Exercise directions: Everything from the line holding "Transcribe this image's" to the end of the listing below should be copied exactly, line for line, minus the pictures.

Saved entries:
┌──
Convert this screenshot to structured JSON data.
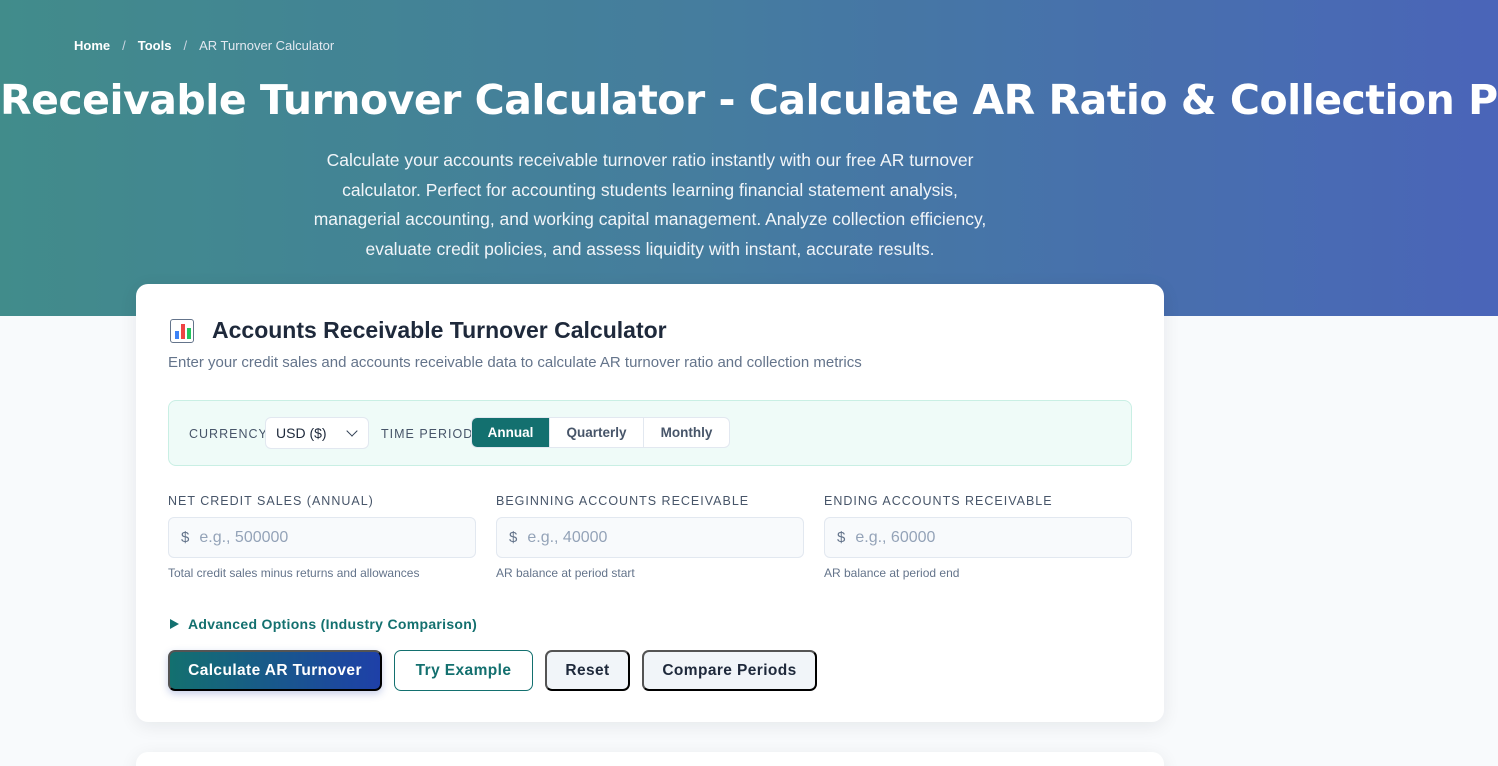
{
  "breadcrumb": {
    "home": "Home",
    "tools": "Tools",
    "current": "AR Turnover Calculator",
    "separator": "/"
  },
  "hero": {
    "title": "Receivable Turnover Calculator - Calculate AR Ratio & Collection Period",
    "description": "Calculate your accounts receivable turnover ratio instantly with our free AR turnover calculator. Perfect for accounting students learning financial statement analysis, managerial accounting, and working capital management. Analyze collection efficiency, evaluate credit policies, and assess liquidity with instant, accurate results."
  },
  "calculator": {
    "icon": "bar-chart-icon",
    "title": "Accounts Receivable Turnover Calculator",
    "subtitle": "Enter your credit sales and accounts receivable data to calculate AR turnover ratio and collection metrics",
    "settings": {
      "currency_label": "CURRENCY",
      "currency_value": "USD ($)",
      "period_label": "TIME PERIOD",
      "period_options": [
        "Annual",
        "Quarterly",
        "Monthly"
      ],
      "period_selected": "Annual"
    },
    "fields": [
      {
        "label": "NET CREDIT SALES (ANNUAL)",
        "currency": "$",
        "placeholder": "e.g., 500000",
        "value": "",
        "hint": "Total credit sales minus returns and allowances"
      },
      {
        "label": "BEGINNING ACCOUNTS RECEIVABLE",
        "currency": "$",
        "placeholder": "e.g., 40000",
        "value": "",
        "hint": "AR balance at period start"
      },
      {
        "label": "ENDING ACCOUNTS RECEIVABLE",
        "currency": "$",
        "placeholder": "e.g., 60000",
        "value": "",
        "hint": "AR balance at period end"
      }
    ],
    "advanced_toggle": "Advanced Options (Industry Comparison)",
    "buttons": {
      "calculate": "Calculate AR Turnover",
      "example": "Try Example",
      "reset": "Reset",
      "compare": "Compare Periods"
    }
  },
  "colors": {
    "brand_teal": "#13706f",
    "brand_blue": "#1e40a8",
    "settings_bg": "#effbf8"
  }
}
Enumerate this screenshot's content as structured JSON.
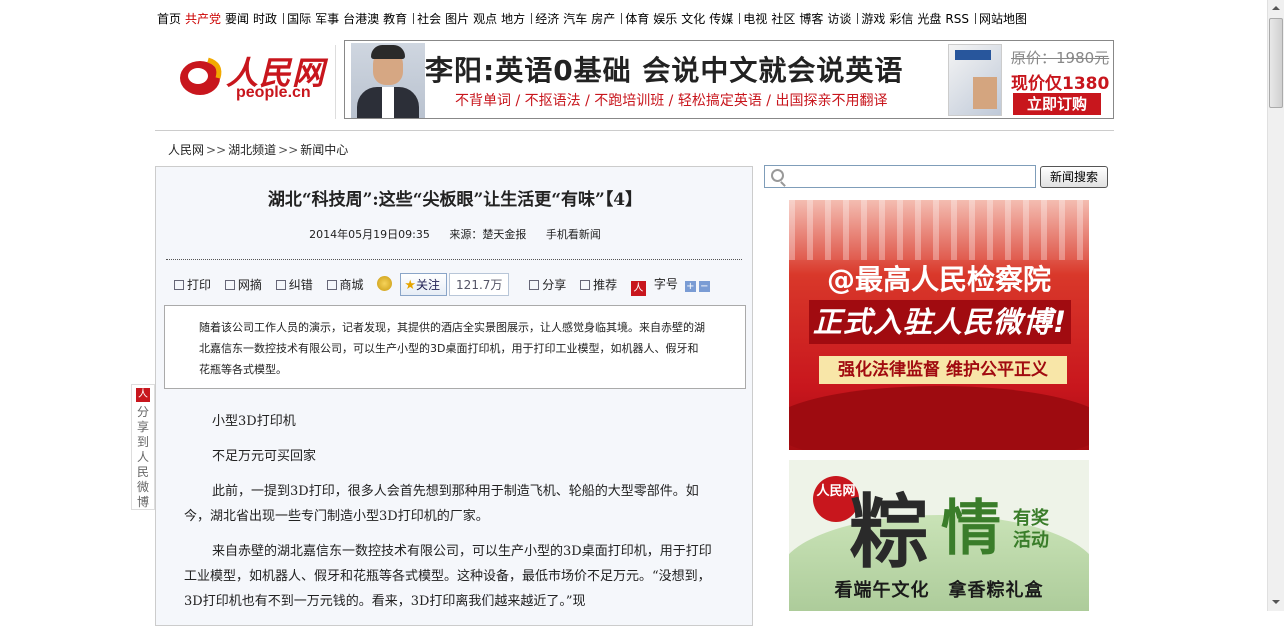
{
  "topnav": {
    "groups": [
      [
        "首页",
        "共产党",
        "要闻",
        "时政"
      ],
      [
        "国际",
        "军事",
        "台港澳",
        "教育"
      ],
      [
        "社会",
        "图片",
        "观点",
        "地方"
      ],
      [
        "经济",
        "汽车",
        "房产"
      ],
      [
        "体育",
        "娱乐",
        "文化",
        "传媒"
      ],
      [
        "电视",
        "社区",
        "博客",
        "访谈"
      ],
      [
        "游戏",
        "彩信",
        "光盘",
        "RSS"
      ],
      [
        "网站地图"
      ]
    ],
    "highlight": "共产党"
  },
  "logo": {
    "cn": "人民网",
    "en": "people.cn"
  },
  "ad": {
    "headline": "李阳:英语0基础 会说中文就会说英语",
    "tags": "不背单词 / 不抠语法 / 不跑培训班 / 轻松搞定英语 / 出国探亲不用翻译",
    "original_price": "原价：1980元",
    "current_price": "现价仅1380",
    "buy_label": "立即订购"
  },
  "breadcrumb": [
    "人民网",
    "湖北频道",
    "新闻中心"
  ],
  "article": {
    "title": "湖北“科技周”:这些“尖板眼”让生活更“有味”【4】",
    "date": "2014年05月19日09:35",
    "source": "来源：楚天金报",
    "mobile": "手机看新闻",
    "toolbar": {
      "print": "打印",
      "web": "网摘",
      "error": "纠错",
      "biz": "商城",
      "follow": "关注",
      "followers": "121.7万",
      "share": "分享",
      "recommend": "推荐",
      "font": "字号",
      "plus": "+",
      "minus": "−"
    },
    "summary": "随着该公司工作人员的演示，记者发现，其提供的酒店全实景图展示，让人感觉身临其境。来自赤壁的湖北嘉信东一数控技术有限公司，可以生产小型的3D桌面打印机，用于打印工业模型，如机器人、假牙和花瓶等各式模型。",
    "paragraphs": [
      "小型3D打印机",
      "不足万元可买回家",
      "此前，一提到3D打印，很多人会首先想到那种用于制造飞机、轮船的大型零部件。如今，湖北省出现一些专门制造小型3D打印机的厂家。",
      "来自赤壁的湖北嘉信东一数控技术有限公司，可以生产小型的3D桌面打印机，用于打印工业模型，如机器人、假牙和花瓶等各式模型。这种设备，最低市场价不足万元。“没想到，3D打印机也有不到一万元钱的。看来，3D打印离我们越来越近了。”现"
    ]
  },
  "share_sidebar": {
    "icon": "人",
    "label": "分享到人民微博"
  },
  "search": {
    "placeholder": "",
    "button": "新闻搜索"
  },
  "banner1": {
    "line1": "@最高人民检察院",
    "line2": "正式入驻人民微博!",
    "line3": "强化法律监督 维护公平正义"
  },
  "banner2": {
    "badge": "人民网",
    "char1": "粽",
    "char2": "情",
    "side": "有奖活动",
    "bottom": "看端午文化　拿香粽礼盒"
  },
  "colors": {
    "brand_red": "#c8161d",
    "nav_highlight": "#cc0000"
  }
}
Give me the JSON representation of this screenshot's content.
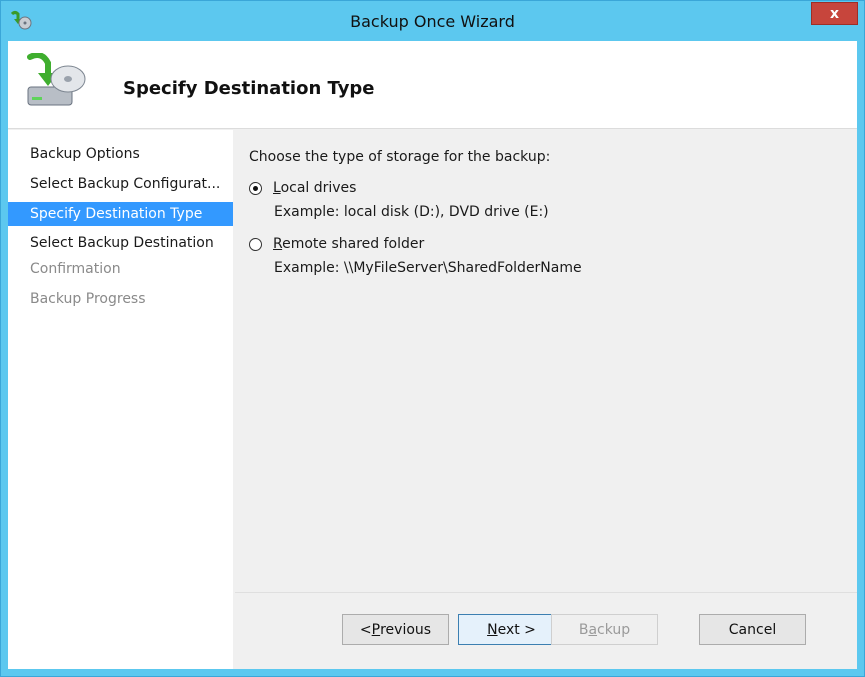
{
  "window": {
    "title": "Backup Once Wizard",
    "close_label": "x"
  },
  "header": {
    "title": "Specify Destination Type"
  },
  "nav": {
    "items": [
      {
        "label": "Backup Options",
        "state": "normal"
      },
      {
        "label": "Select Backup Configurat...",
        "state": "normal"
      },
      {
        "label": "Specify Destination Type",
        "state": "selected"
      },
      {
        "label": "Select Backup Destination",
        "state": "normal"
      },
      {
        "label": "Confirmation",
        "state": "disabled"
      },
      {
        "label": "Backup Progress",
        "state": "disabled"
      }
    ]
  },
  "content": {
    "prompt": "Choose the type of storage for the backup:",
    "options": [
      {
        "accel": "L",
        "rest": "ocal drives",
        "checked": true,
        "example": "Example: local disk (D:), DVD drive (E:)"
      },
      {
        "accel": "R",
        "rest": "emote shared folder",
        "checked": false,
        "example": "Example: \\\\MyFileServer\\SharedFolderName"
      }
    ]
  },
  "buttons": {
    "previous": {
      "pre": "< ",
      "accel": "P",
      "rest": "revious"
    },
    "next": {
      "accel": "N",
      "rest": "ext >"
    },
    "backup": {
      "pre": "B",
      "accel": "a",
      "rest": "ckup"
    },
    "cancel": {
      "label": "Cancel"
    }
  },
  "colors": {
    "titlebar": "#5cc8ef",
    "selected_nav": "#3399ff",
    "close_button": "#c7453c"
  }
}
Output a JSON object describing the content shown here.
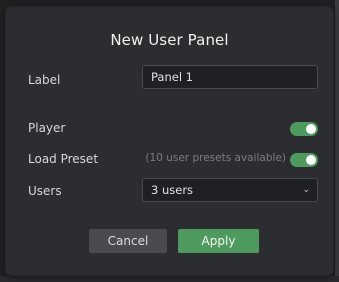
{
  "dialog": {
    "title": "New User Panel",
    "label_field": {
      "label": "Label",
      "value": "Panel 1"
    },
    "player": {
      "label": "Player",
      "enabled": true
    },
    "load_preset": {
      "label": "Load Preset",
      "hint": "(10 user presets available)",
      "enabled": true
    },
    "users": {
      "label": "Users",
      "selected": "3 users"
    },
    "buttons": {
      "cancel": "Cancel",
      "apply": "Apply"
    }
  },
  "colors": {
    "accent": "#4f9a5f",
    "dialog_bg": "#2c2d30",
    "input_bg": "#1f2023"
  }
}
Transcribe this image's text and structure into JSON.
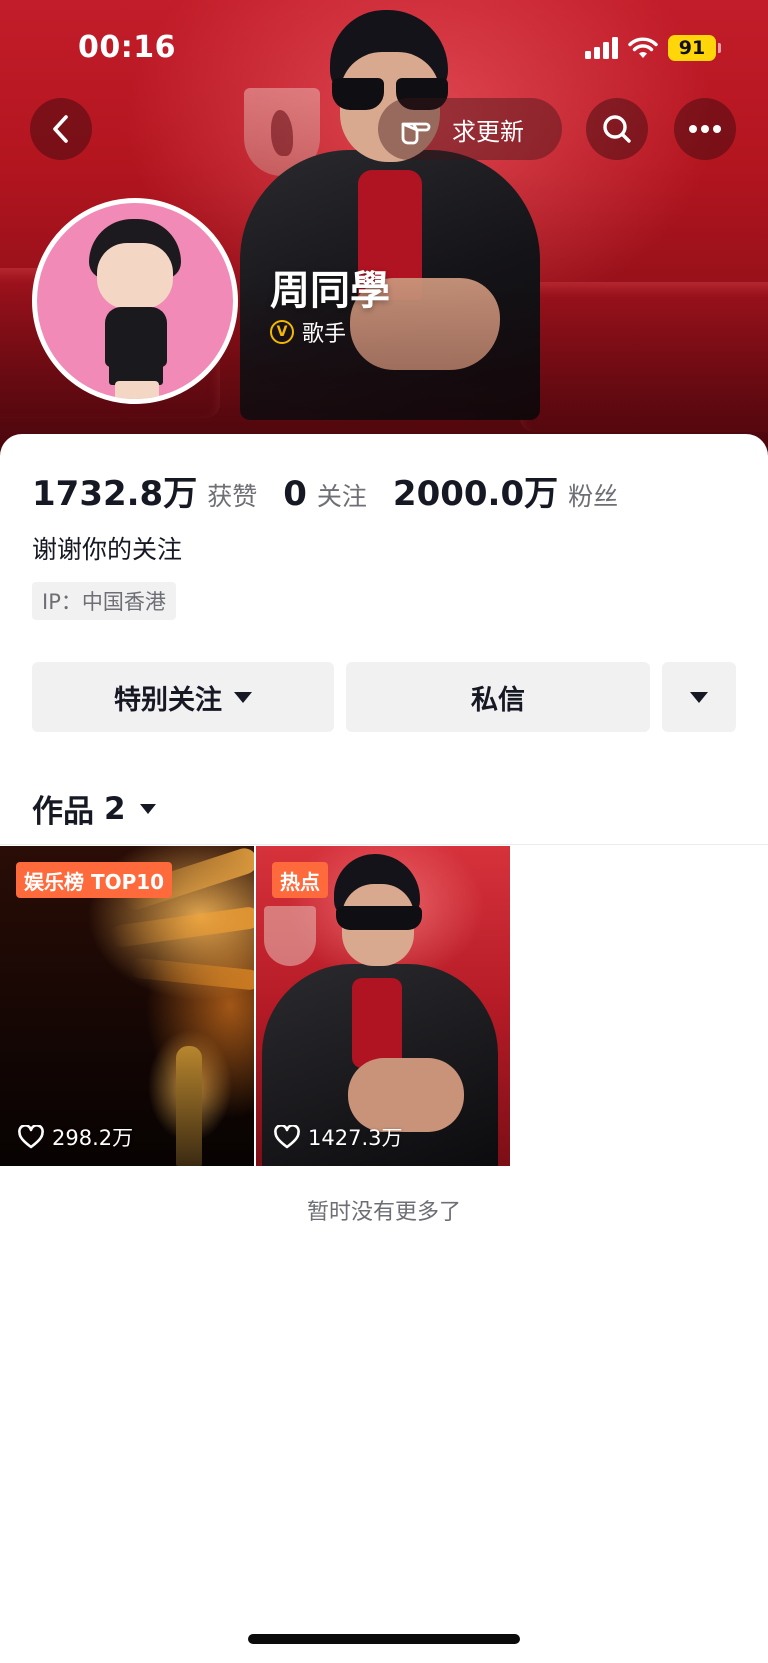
{
  "status_bar": {
    "time": "00:16",
    "battery": "91",
    "icons": [
      "cellular-signal-icon",
      "wifi-icon",
      "battery-icon"
    ]
  },
  "nav": {
    "back_icon": "chevron-left-icon",
    "request_update_label": "求更新",
    "request_update_icon": "pointing-hand-icon",
    "search_icon": "search-icon",
    "more_icon": "more-dots-icon"
  },
  "profile": {
    "name": "周同學",
    "verification_label": "歌手",
    "verification_icon": "verified-v-icon",
    "bio": "谢谢你的关注",
    "ip_tag": "IP：中国香港"
  },
  "stats": [
    {
      "value": "1732.8万",
      "label": "获赞"
    },
    {
      "value": "0",
      "label": "关注"
    },
    {
      "value": "2000.0万",
      "label": "粉丝"
    }
  ],
  "actions": {
    "special_follow": "特别关注",
    "message": "私信"
  },
  "works": {
    "label": "作品",
    "count": "2",
    "items": [
      {
        "badge": "娱乐榜 TOP10",
        "likes": "298.2万"
      },
      {
        "badge": "热点",
        "likes": "1427.3万"
      }
    ],
    "no_more": "暂时没有更多了"
  },
  "colors": {
    "badge": "#ff6a3d",
    "verified": "#f5b800",
    "battery": "#ffd60a",
    "button_bg": "#f1f1f2"
  }
}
└──
Finished answer:
Transcribe this image's text and structure into JSON.
{
  "status_bar": {
    "time": "00:16",
    "battery": "91",
    "icons": [
      "cellular-signal-icon",
      "wifi-icon",
      "battery-icon"
    ]
  },
  "nav": {
    "back_icon": "chevron-left-icon",
    "request_update_label": "求更新",
    "request_update_icon": "pointing-hand-icon",
    "search_icon": "search-icon",
    "more_icon": "more-dots-icon"
  },
  "profile": {
    "name": "周同學",
    "verification_label": "歌手",
    "verification_icon": "verified-v-icon",
    "bio": "谢谢你的关注",
    "ip_tag": "IP：中国香港"
  },
  "stats": [
    {
      "value": "1732.8万",
      "label": "获赞"
    },
    {
      "value": "0",
      "label": "关注"
    },
    {
      "value": "2000.0万",
      "label": "粉丝"
    }
  ],
  "actions": {
    "special_follow": "特别关注",
    "message": "私信"
  },
  "works": {
    "label": "作品",
    "count": "2",
    "items": [
      {
        "badge": "娱乐榜 TOP10",
        "likes": "298.2万"
      },
      {
        "badge": "热点",
        "likes": "1427.3万"
      }
    ],
    "no_more": "暂时没有更多了"
  },
  "colors": {
    "badge": "#ff6a3d",
    "verified": "#f5b800",
    "battery": "#ffd60a",
    "button_bg": "#f1f1f2"
  }
}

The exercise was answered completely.